### EXTRACTED ENTRIES
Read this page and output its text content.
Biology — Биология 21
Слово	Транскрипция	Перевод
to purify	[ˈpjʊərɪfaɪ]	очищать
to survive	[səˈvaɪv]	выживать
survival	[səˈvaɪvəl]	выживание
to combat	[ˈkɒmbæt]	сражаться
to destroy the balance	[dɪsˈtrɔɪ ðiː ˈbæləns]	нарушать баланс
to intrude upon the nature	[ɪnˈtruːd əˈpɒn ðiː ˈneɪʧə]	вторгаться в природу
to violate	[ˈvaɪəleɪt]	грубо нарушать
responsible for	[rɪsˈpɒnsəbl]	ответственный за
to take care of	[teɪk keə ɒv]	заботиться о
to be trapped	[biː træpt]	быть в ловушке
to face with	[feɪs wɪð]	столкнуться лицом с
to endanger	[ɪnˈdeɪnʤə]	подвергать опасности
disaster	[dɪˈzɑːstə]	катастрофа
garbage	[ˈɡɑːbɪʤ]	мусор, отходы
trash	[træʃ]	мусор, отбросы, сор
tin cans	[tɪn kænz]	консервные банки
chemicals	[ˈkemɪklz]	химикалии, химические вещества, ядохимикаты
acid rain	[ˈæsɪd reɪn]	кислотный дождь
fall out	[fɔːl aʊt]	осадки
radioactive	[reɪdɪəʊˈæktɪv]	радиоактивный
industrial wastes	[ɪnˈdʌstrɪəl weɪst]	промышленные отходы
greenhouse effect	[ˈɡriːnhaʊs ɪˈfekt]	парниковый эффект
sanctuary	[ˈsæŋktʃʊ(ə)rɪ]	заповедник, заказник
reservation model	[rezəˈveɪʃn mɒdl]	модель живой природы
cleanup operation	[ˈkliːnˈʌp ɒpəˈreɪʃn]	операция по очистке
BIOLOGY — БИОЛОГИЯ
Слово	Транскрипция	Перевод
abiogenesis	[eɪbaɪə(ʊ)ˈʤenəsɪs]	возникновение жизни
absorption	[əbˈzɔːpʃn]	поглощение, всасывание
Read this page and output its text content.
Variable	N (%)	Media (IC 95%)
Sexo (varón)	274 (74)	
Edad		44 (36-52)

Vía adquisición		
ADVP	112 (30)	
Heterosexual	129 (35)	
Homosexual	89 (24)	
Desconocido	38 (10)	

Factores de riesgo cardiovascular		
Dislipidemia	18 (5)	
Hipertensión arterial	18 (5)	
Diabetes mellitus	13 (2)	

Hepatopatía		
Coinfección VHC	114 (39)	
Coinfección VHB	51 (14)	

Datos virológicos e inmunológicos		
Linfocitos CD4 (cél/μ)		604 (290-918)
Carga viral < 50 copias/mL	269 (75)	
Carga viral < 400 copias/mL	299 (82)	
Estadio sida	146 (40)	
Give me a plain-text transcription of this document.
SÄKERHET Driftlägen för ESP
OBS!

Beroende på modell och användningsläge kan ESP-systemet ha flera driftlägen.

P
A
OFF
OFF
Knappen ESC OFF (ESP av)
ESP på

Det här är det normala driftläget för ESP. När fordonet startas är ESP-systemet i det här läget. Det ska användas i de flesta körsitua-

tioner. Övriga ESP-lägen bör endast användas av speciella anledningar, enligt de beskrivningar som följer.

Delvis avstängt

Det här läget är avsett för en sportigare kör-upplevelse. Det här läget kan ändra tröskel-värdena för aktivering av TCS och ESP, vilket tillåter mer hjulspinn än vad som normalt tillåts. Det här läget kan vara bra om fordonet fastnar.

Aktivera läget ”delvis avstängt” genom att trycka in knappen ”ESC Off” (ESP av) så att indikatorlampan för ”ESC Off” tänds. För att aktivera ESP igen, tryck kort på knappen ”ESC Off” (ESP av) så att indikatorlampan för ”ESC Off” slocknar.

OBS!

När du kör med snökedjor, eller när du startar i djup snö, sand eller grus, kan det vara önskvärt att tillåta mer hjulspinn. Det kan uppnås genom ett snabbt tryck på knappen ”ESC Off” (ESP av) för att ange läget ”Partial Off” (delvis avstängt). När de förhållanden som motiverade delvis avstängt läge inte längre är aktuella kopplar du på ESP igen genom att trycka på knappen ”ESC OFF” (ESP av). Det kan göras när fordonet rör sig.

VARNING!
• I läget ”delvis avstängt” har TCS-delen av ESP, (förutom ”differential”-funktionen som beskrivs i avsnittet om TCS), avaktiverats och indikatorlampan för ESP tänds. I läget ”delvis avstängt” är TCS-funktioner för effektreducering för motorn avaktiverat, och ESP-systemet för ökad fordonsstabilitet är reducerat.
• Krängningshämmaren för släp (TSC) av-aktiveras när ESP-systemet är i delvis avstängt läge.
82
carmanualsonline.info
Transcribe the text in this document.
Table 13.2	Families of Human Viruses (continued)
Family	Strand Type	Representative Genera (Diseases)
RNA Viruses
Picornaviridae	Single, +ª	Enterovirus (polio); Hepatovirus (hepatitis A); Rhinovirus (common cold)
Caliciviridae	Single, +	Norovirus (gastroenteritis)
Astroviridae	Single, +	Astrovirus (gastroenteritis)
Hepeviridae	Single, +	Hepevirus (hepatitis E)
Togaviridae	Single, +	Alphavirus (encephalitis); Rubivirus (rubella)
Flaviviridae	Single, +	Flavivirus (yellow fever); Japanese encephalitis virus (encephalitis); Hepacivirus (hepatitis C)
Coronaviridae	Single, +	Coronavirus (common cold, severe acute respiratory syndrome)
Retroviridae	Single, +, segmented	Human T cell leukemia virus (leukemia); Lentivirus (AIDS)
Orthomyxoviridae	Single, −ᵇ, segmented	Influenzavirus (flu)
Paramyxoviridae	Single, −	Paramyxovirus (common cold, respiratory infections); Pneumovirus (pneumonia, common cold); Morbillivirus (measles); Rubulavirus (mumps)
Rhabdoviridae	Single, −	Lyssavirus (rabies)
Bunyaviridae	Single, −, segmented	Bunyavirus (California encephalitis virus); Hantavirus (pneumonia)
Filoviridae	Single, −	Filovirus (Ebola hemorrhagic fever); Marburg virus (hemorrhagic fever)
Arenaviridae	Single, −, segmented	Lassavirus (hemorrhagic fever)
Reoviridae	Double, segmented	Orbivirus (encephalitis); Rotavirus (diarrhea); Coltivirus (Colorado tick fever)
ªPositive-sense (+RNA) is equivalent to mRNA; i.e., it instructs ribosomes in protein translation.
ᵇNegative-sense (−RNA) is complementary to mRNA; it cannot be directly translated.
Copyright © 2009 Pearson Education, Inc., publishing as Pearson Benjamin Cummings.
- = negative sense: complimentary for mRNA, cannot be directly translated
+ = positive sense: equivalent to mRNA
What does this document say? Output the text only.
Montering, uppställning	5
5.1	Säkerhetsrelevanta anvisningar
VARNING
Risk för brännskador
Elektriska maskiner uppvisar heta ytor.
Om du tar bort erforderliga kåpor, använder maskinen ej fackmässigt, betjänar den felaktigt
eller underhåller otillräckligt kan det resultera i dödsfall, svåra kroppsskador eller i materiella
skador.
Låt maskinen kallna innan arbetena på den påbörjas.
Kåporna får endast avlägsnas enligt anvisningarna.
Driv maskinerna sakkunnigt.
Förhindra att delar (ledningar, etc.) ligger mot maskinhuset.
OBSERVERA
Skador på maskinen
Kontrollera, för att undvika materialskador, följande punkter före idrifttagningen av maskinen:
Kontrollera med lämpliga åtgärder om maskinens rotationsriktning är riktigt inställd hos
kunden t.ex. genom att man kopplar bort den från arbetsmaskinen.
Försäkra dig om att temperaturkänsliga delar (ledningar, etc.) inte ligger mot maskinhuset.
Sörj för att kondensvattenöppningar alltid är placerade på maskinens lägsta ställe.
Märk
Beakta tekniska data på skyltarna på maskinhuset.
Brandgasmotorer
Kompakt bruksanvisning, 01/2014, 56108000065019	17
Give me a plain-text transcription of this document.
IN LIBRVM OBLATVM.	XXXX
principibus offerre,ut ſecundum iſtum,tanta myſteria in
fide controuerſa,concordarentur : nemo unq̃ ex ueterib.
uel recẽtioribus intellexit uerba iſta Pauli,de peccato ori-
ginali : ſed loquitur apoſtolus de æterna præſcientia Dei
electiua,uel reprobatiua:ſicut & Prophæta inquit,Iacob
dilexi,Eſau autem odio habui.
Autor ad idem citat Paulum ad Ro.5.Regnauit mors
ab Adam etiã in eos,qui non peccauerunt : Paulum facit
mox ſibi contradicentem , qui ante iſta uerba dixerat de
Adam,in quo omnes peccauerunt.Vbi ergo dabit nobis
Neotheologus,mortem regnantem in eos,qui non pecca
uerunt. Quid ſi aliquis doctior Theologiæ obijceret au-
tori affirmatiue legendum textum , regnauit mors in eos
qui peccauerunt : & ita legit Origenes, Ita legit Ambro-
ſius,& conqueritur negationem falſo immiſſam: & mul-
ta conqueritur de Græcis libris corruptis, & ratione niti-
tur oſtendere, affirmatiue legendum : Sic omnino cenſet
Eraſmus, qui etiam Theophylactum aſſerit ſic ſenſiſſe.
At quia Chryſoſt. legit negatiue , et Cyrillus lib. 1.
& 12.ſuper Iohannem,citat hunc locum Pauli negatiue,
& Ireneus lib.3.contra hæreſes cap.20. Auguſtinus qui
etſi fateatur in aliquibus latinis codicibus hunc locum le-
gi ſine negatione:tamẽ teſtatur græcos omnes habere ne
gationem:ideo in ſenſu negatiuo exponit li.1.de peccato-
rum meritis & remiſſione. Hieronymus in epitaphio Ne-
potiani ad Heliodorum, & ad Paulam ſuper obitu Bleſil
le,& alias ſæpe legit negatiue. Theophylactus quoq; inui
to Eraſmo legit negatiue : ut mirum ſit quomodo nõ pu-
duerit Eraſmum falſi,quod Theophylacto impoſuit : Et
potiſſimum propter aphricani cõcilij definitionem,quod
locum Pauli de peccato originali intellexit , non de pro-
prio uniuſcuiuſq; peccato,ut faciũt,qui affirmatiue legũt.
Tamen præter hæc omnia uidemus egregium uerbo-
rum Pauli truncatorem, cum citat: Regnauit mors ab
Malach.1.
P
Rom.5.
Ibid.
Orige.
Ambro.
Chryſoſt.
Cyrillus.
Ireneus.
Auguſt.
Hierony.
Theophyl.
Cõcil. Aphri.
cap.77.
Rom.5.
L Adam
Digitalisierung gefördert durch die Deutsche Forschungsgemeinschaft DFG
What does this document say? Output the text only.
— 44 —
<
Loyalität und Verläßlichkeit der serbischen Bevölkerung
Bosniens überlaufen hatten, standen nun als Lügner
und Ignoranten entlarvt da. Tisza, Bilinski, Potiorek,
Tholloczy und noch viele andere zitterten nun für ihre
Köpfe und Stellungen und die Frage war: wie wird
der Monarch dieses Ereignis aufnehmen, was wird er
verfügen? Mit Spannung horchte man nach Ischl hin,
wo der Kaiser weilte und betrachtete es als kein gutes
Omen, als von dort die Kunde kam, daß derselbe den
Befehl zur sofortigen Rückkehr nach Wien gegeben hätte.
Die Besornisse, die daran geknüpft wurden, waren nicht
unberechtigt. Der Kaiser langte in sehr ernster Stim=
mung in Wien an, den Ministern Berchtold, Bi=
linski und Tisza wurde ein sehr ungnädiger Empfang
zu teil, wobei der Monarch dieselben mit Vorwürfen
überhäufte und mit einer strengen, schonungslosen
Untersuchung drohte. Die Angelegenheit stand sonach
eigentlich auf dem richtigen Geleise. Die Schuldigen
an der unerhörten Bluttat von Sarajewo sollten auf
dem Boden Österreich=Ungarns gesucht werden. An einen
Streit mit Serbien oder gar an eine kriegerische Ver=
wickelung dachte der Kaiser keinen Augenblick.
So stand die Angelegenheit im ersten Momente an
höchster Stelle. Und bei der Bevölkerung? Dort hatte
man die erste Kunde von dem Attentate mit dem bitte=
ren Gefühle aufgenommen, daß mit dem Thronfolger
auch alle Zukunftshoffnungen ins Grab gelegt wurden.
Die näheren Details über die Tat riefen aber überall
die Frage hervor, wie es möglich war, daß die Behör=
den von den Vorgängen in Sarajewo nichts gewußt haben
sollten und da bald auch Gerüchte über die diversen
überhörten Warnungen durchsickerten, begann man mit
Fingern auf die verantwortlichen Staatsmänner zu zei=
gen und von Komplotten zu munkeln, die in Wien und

### EXERCISE INSTRUCTIONS
Tell how many lines of the records above hold "bort", giving the number and nothing else.

### TASK OUTPUT
2